▸ **Stated problem**
From the line that holds "Transcribe this image's" to the last line of the data, copy everything exactly; leave out all the rest.

▸ **Extracted information**
___
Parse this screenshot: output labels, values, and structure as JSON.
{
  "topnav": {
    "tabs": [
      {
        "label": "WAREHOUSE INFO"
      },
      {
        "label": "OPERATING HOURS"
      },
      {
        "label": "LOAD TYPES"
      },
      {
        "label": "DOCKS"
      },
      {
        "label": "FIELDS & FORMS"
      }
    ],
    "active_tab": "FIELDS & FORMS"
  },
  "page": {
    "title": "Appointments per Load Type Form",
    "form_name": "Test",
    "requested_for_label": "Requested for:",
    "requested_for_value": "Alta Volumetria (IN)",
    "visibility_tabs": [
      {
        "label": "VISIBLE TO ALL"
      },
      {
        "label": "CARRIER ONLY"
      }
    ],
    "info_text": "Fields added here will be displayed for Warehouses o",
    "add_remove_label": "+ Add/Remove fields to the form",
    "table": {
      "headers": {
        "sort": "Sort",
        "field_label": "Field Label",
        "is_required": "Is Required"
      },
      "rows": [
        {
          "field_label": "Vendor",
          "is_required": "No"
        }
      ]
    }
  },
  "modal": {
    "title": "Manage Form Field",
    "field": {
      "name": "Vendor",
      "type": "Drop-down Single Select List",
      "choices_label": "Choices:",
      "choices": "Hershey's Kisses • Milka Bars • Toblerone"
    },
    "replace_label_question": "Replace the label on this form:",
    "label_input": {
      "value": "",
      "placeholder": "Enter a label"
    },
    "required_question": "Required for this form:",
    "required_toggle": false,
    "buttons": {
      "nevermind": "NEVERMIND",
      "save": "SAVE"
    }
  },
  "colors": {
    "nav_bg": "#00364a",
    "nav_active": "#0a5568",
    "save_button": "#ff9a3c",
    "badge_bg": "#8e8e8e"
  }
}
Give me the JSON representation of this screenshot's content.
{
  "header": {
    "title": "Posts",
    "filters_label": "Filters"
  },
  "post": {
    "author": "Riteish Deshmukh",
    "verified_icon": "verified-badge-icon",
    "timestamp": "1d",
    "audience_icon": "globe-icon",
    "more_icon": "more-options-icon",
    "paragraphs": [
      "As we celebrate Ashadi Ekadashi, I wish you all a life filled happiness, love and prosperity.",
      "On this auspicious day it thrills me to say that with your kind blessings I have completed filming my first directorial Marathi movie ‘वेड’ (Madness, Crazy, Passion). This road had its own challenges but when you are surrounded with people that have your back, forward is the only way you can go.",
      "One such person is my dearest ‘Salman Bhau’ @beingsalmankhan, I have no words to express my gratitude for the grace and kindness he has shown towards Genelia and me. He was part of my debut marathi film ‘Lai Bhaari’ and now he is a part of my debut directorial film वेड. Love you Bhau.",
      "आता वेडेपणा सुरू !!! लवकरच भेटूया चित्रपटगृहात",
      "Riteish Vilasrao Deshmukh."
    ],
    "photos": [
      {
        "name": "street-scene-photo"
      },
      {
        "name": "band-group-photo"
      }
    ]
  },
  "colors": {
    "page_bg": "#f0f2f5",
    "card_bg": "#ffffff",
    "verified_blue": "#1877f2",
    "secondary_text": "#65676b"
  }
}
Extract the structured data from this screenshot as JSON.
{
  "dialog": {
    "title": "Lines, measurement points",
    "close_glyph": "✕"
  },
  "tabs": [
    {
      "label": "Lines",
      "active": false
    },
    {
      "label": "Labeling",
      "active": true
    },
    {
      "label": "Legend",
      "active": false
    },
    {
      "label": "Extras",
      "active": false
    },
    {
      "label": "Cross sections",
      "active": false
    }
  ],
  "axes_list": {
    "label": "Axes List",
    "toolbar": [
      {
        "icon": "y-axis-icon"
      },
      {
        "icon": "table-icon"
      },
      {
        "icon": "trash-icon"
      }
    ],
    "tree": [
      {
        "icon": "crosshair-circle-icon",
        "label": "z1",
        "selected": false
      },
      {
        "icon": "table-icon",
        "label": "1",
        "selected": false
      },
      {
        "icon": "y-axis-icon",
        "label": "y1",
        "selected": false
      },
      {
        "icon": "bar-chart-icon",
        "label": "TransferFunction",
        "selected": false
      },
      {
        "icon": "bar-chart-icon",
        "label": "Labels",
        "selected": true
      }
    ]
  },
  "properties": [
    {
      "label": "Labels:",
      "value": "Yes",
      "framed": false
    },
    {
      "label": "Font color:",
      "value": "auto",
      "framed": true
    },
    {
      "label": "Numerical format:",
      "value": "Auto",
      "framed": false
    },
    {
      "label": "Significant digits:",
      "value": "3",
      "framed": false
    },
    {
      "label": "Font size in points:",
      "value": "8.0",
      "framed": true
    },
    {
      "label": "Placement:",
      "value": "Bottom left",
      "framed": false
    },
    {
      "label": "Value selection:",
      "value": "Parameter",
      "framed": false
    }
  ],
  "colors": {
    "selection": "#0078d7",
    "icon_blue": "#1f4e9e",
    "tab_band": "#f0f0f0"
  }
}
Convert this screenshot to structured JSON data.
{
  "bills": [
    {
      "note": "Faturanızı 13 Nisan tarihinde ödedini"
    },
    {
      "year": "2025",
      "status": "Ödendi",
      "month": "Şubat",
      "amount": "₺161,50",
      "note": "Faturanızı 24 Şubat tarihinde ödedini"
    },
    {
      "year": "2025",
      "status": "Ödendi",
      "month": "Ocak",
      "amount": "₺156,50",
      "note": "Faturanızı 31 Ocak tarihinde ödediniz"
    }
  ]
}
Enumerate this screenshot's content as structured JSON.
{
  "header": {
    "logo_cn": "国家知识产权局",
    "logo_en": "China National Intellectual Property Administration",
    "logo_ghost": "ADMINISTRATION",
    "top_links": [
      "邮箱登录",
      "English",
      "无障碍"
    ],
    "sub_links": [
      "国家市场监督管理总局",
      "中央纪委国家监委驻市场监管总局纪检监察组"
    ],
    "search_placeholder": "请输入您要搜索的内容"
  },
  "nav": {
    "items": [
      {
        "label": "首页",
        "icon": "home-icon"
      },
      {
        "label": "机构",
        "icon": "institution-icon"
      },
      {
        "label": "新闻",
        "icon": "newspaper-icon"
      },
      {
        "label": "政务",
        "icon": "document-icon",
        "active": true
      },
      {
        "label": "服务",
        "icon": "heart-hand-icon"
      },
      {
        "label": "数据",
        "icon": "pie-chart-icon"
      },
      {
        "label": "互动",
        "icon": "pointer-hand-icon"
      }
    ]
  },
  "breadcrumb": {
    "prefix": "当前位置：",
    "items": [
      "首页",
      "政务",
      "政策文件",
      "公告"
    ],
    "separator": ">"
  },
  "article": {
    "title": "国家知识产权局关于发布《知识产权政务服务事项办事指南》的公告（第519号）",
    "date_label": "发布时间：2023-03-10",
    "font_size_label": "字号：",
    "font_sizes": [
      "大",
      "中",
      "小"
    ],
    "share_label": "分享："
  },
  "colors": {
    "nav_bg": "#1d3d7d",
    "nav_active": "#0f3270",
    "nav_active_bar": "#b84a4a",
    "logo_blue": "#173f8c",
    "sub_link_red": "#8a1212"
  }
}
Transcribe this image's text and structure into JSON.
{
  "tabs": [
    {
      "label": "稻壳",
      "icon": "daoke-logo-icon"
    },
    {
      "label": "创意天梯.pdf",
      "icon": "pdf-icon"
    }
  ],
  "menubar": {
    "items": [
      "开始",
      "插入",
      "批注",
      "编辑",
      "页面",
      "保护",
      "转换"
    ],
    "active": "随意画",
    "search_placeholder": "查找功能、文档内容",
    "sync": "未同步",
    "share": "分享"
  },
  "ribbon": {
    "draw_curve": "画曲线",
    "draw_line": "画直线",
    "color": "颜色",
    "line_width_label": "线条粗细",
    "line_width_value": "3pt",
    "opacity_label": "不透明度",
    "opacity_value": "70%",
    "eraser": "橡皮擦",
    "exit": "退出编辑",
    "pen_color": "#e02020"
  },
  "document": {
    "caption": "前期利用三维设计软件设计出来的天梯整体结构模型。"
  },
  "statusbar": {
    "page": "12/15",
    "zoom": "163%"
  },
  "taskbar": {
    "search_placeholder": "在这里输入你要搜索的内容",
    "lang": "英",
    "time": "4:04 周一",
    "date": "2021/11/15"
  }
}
___
▸ **Task response**
Transcribe this image's text and structure into JSON.
{
  "tabs": [
    {
      "label": "稻壳",
      "icon": "daoke-logo-icon"
    },
    {
      "label": "创意天梯.pdf",
      "icon": "pdf-icon"
    }
  ],
  "menubar": {
    "items": [
      "开始",
      "插入",
      "批注",
      "编辑",
      "页面",
      "保护",
      "转换"
    ],
    "active": "随意画",
    "search_placeholder": "查找功能、文档内容",
    "sync": "未同步",
    "share": "分享"
  },
  "ribbon": {
    "draw_curve": "画曲线",
    "draw_line": "画直线",
    "color": "颜色",
    "line_width_label": "线条粗细",
    "line_width_value": "3pt",
    "opacity_label": "不透明度",
    "opacity_value": "70%",
    "eraser": "橡皮擦",
    "exit": "退出编辑",
    "pen_color": "#e02020"
  },
  "document": {
    "caption": "前期利用三维设计软件设计出来的天梯整体结构模型。"
  },
  "statusbar": {
    "page": "12/15",
    "zoom": "163%"
  },
  "taskbar": {
    "search_placeholder": "在这里输入你要搜索的内容",
    "lang": "英",
    "time": "4:04 周一",
    "date": "2021/11/15"
  }
}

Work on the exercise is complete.